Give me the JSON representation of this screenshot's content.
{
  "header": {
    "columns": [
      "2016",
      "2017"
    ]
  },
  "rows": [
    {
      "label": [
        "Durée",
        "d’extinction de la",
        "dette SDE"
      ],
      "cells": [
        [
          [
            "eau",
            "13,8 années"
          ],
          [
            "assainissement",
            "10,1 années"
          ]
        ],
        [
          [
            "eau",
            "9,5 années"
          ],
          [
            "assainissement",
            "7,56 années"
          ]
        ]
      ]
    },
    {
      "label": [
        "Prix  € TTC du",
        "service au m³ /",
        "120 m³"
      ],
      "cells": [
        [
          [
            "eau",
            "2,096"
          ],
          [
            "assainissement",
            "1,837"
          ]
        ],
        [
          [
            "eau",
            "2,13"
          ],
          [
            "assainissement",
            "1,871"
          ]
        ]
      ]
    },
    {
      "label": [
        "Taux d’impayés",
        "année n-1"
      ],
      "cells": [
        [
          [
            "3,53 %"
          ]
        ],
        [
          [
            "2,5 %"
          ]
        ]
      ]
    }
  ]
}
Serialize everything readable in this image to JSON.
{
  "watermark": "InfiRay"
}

----

» Short exercise
Check each line of the data above for the word "this", then state how many lines have it. Give the number alone.

» Problem solution
2